- _GIVEN EXERCISE_
Transcribe each line of the records below exactly, excluding any embedded images.

- _MATERIAL TO PROCESS_
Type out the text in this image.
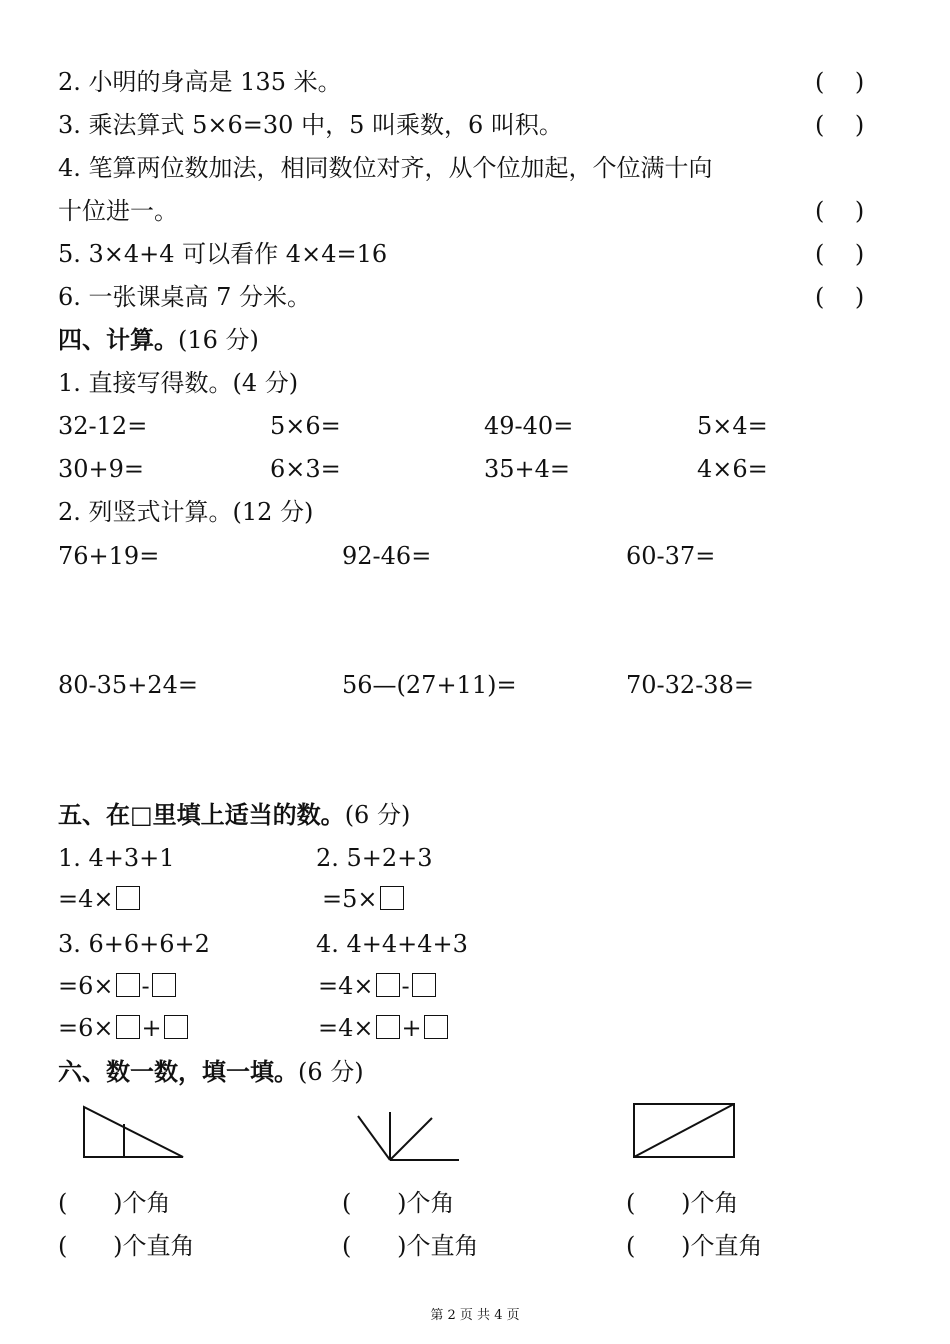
2. 小明的身高是 135 米。	(    )
3. 乘法算式 5×6=30 中，5 叫乘数，6 叫积。	(    )
4. 笔算两位数加法，相同数位对齐，从个位加起，个位满十向
十位进一。	(    )
5. 3×4+4 可以看作 4×4=16	(    )
6. 一张课桌高 7 分米。	(    )
四、计算。(16 分)
1. 直接写得数。(4 分)
32-12=	5×6=	49-40=	5×4=
30+9=	6×3=	35+4=	4×6=
2. 列竖式计算。(12 分)
76+19=	92-46=	60-37=
80-35+24=	56—(27+11)=	70-32-38=
五、在□里填上适当的数。(6 分)
1. 4+3+1	2. 5+2+3
=4×	=5×
3. 6+6+6+2	4. 4+4+4+3
=6× -	=4× -
=6× +	=4× +
六、数一数，填一填。(6 分)
(      )个角	(      )个角	(      )个角
(      )个直角	(      )个直角	(      )个直角
第 2 页 共 4 页
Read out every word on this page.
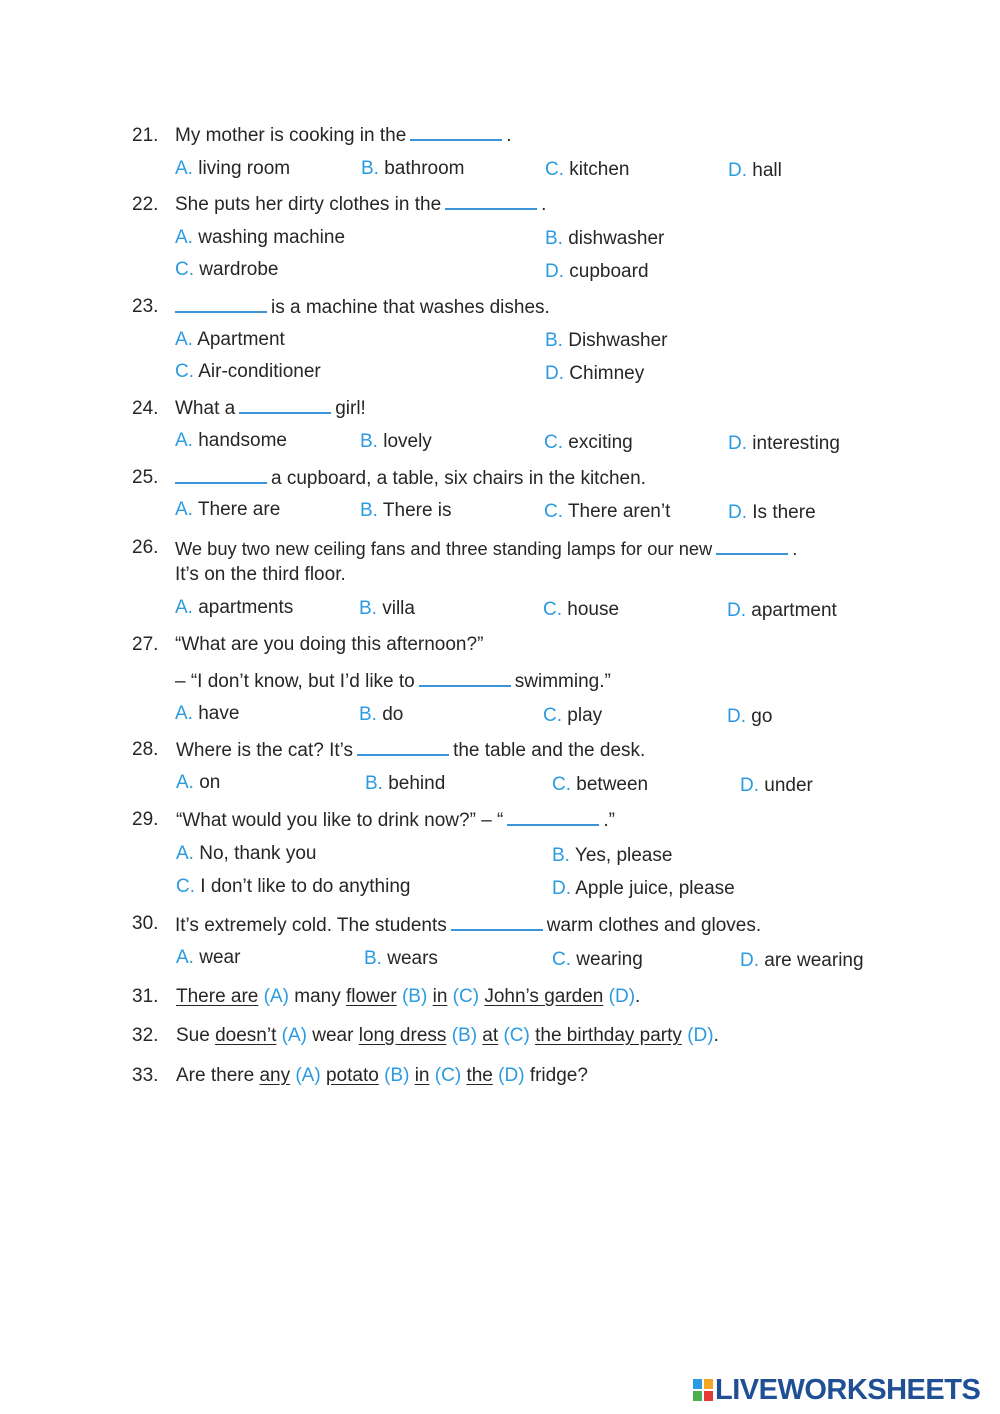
21. My mother is cooking in the	.
A. living room	B. bathroom	C. kitchen	D. hall
22. She puts her dirty clothes in the	.
A. washing machine	B. dishwasher
C. wardrobe	D. cupboard
23.	is a machine that washes dishes.
A. Apartment	B. Dishwasher
C. Air-conditioner	D. Chimney
24. What a	girl!
A. handsome	B. lovely	C. exciting	D. interesting
25.	a cupboard, a table, six chairs in the kitchen.
A. There are	B. There is	C. There aren’t	D. Is there
26. We buy two new ceiling fans and three standing lamps for our new	.
It’s on the third floor.
A. apartments	B. villa	C. house	D. apartment
27. “What are you doing this afternoon?”
– “I don’t know, but I’d like to	swimming.”
A. have	B. do	C. play	D. go
28. Where is the cat? It’s	the table and the desk.
A. on	B. behind	C. between	D. under
29. “What would you like to drink now?” – “	.”
A. No, thank you	B. Yes, please
C. I don’t like to do anything	D. Apple juice, please
30. It’s extremely cold. The students	warm clothes and gloves.
A. wear	B. wears	C. wearing	D. are wearing
31. There are (A) many flower (B) in (C) John’s garden (D).
32. Sue doesn’t (A) wear long dress (B) at (C) the birthday party (D).
33. Are there any (A) potato (B) in (C) the (D) fridge?
LIVEWORKSHEETS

- _THE SOLUTION_
Type out the text in this image.
2. 小明的身高是 135 米。	(    )
3. 乘法算式 5×6=30 中，5 叫乘数，6 叫积。	(    )
4. 笔算两位数加法，相同数位对齐，从个位加起，个位满十向
十位进一。	(    )
5. 3×4+4 可以看作 4×4=16	(    )
6. 一张课桌高 7 分米。	(    )
四、计算。(16 分)
1. 直接写得数。(4 分)
32-12=	5×6=	49-40=	5×4=
30+9=	6×3=	35+4=	4×6=
2. 列竖式计算。(12 分)
76+19=	92-46=	60-37=
80-35+24=	56—(27+11)=	70-32-38=
五、在□里填上适当的数。(6 分)
1. 4+3+1	2. 5+2+3
=4×	=5×
3. 6+6+6+2	4. 4+4+4+3
=6× -	=4× -
=6× +	=4× +
六、数一数，填一填。(6 分)
(      )个角	(      )个角	(      )个角
(      )个直角	(      )个直角	(      )个直角
第 2 页 共 4 页
Read out every word on this page.
21. My mother is cooking in the	.
A. living room	B. bathroom	C. kitchen	D. hall
22. She puts her dirty clothes in the	.
A. washing machine	B. dishwasher
C. wardrobe	D. cupboard
23.	is a machine that washes dishes.
A. Apartment	B. Dishwasher
C. Air-conditioner	D. Chimney
24. What a	girl!
A. handsome	B. lovely	C. exciting	D. interesting
25.	a cupboard, a table, six chairs in the kitchen.
A. There are	B. There is	C. There aren’t	D. Is there
26. We buy two new ceiling fans and three standing lamps for our new	.
It’s on the third floor.
A. apartments	B. villa	C. house	D. apartment
27. “What are you doing this afternoon?”
– “I don’t know, but I’d like to	swimming.”
A. have	B. do	C. play	D. go
28. Where is the cat? It’s	the table and the desk.
A. on	B. behind	C. between	D. under
29. “What would you like to drink now?” – “	.”
A. No, thank you	B. Yes, please
C. I don’t like to do anything	D. Apple juice, please
30. It’s extremely cold. The students	warm clothes and gloves.
A. wear	B. wears	C. wearing	D. are wearing
31. There are (A) many flower (B) in (C) John’s garden (D).
32. Sue doesn’t (A) wear long dress (B) at (C) the birthday party (D).
33. Are there any (A) potato (B) in (C) the (D) fridge?
LIVEWORKSHEETS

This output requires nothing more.